• _EXERCISE OBJECTIVE_:
Could you give the data below again, exactly and completely?

• _Collected data entries_:
begin

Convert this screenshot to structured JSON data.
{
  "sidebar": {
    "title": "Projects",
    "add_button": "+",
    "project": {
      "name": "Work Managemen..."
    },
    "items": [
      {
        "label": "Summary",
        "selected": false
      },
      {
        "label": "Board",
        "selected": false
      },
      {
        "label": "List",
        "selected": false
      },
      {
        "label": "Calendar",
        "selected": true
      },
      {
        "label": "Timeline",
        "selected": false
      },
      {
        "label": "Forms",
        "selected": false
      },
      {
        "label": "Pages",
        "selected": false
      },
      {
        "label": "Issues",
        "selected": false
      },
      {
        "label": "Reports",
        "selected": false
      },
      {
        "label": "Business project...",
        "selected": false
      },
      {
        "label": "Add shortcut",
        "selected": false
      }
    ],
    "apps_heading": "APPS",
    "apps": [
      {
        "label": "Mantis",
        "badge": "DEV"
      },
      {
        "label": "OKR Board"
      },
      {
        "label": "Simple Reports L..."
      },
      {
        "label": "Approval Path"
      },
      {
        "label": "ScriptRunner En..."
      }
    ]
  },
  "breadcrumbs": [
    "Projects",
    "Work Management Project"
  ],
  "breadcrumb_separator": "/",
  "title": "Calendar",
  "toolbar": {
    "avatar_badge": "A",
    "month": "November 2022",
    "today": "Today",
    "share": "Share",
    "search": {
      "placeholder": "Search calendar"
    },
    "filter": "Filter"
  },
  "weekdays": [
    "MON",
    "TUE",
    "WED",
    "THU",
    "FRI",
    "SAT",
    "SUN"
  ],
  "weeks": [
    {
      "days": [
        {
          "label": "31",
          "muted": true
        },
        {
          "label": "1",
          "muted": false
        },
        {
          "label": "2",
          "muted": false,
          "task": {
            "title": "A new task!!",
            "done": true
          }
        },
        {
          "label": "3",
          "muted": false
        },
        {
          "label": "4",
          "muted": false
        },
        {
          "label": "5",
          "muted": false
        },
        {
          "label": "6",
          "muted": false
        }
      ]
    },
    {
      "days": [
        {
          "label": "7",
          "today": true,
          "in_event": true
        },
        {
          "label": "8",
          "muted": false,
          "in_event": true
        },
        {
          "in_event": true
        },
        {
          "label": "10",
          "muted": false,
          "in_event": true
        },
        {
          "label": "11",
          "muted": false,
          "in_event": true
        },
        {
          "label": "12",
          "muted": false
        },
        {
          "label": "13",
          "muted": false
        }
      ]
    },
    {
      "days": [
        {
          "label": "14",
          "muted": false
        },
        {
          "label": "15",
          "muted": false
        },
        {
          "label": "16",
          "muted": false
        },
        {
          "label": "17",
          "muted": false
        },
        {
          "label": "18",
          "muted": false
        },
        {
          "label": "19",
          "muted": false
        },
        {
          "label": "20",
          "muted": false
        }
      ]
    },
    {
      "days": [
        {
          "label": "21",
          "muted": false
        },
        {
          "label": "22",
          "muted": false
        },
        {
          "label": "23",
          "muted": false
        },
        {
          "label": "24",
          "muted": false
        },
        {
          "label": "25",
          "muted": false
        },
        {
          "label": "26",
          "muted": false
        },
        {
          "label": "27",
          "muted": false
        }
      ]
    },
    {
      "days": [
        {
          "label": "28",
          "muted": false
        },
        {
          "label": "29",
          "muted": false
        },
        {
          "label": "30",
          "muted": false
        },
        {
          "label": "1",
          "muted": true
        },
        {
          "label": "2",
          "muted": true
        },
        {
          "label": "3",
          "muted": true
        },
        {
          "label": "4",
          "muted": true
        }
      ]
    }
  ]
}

end

• _THE RESPONSE_:
Convert this screenshot to structured JSON data.
{
  "sidebar": {
    "title": "Projects",
    "add_button": "+",
    "project": {
      "name": "Work Managemen..."
    },
    "items": [
      {
        "label": "Summary",
        "selected": false
      },
      {
        "label": "Board",
        "selected": false
      },
      {
        "label": "List",
        "selected": false
      },
      {
        "label": "Calendar",
        "selected": true
      },
      {
        "label": "Timeline",
        "selected": false
      },
      {
        "label": "Forms",
        "selected": false
      },
      {
        "label": "Pages",
        "selected": false
      },
      {
        "label": "Issues",
        "selected": false
      },
      {
        "label": "Reports",
        "selected": false
      },
      {
        "label": "Business project...",
        "selected": false
      },
      {
        "label": "Add shortcut",
        "selected": false
      }
    ],
    "apps_heading": "APPS",
    "apps": [
      {
        "label": "Mantis",
        "badge": "DEV"
      },
      {
        "label": "OKR Board"
      },
      {
        "label": "Simple Reports L..."
      },
      {
        "label": "Approval Path"
      },
      {
        "label": "ScriptRunner En..."
      }
    ]
  },
  "breadcrumbs": [
    "Projects",
    "Work Management Project"
  ],
  "breadcrumb_separator": "/",
  "title": "Calendar",
  "toolbar": {
    "avatar_badge": "A",
    "month": "November 2022",
    "today": "Today",
    "share": "Share",
    "search": {
      "placeholder": "Search calendar"
    },
    "filter": "Filter"
  },
  "weekdays": [
    "MON",
    "TUE",
    "WED",
    "THU",
    "FRI",
    "SAT",
    "SUN"
  ],
  "weeks": [
    {
      "days": [
        {
          "label": "31",
          "muted": true
        },
        {
          "label": "1",
          "muted": false
        },
        {
          "label": "2",
          "muted": false,
          "task": {
            "title": "A new task!!",
            "done": true
          }
        },
        {
          "label": "3",
          "muted": false
        },
        {
          "label": "4",
          "muted": false
        },
        {
          "label": "5",
          "muted": false
        },
        {
          "label": "6",
          "muted": false
        }
      ]
    },
    {
      "days": [
        {
          "label": "7",
          "today": true,
          "in_event": true
        },
        {
          "label": "8",
          "muted": false,
          "in_event": true
        },
        {
          "in_event": true
        },
        {
          "label": "10",
          "muted": false,
          "in_event": true
        },
        {
          "label": "11",
          "muted": false,
          "in_event": true
        },
        {
          "label": "12",
          "muted": false
        },
        {
          "label": "13",
          "muted": false
        }
      ]
    },
    {
      "days": [
        {
          "label": "14",
          "muted": false
        },
        {
          "label": "15",
          "muted": false
        },
        {
          "label": "16",
          "muted": false
        },
        {
          "label": "17",
          "muted": false
        },
        {
          "label": "18",
          "muted": false
        },
        {
          "label": "19",
          "muted": false
        },
        {
          "label": "20",
          "muted": false
        }
      ]
    },
    {
      "days": [
        {
          "label": "21",
          "muted": false
        },
        {
          "label": "22",
          "muted": false
        },
        {
          "label": "23",
          "muted": false
        },
        {
          "label": "24",
          "muted": false
        },
        {
          "label": "25",
          "muted": false
        },
        {
          "label": "26",
          "muted": false
        },
        {
          "label": "27",
          "muted": false
        }
      ]
    },
    {
      "days": [
        {
          "label": "28",
          "muted": false
        },
        {
          "label": "29",
          "muted": false
        },
        {
          "label": "30",
          "muted": false
        },
        {
          "label": "1",
          "muted": true
        },
        {
          "label": "2",
          "muted": true
        },
        {
          "label": "3",
          "muted": true
        },
        {
          "label": "4",
          "muted": true
        }
      ]
    }
  ]
}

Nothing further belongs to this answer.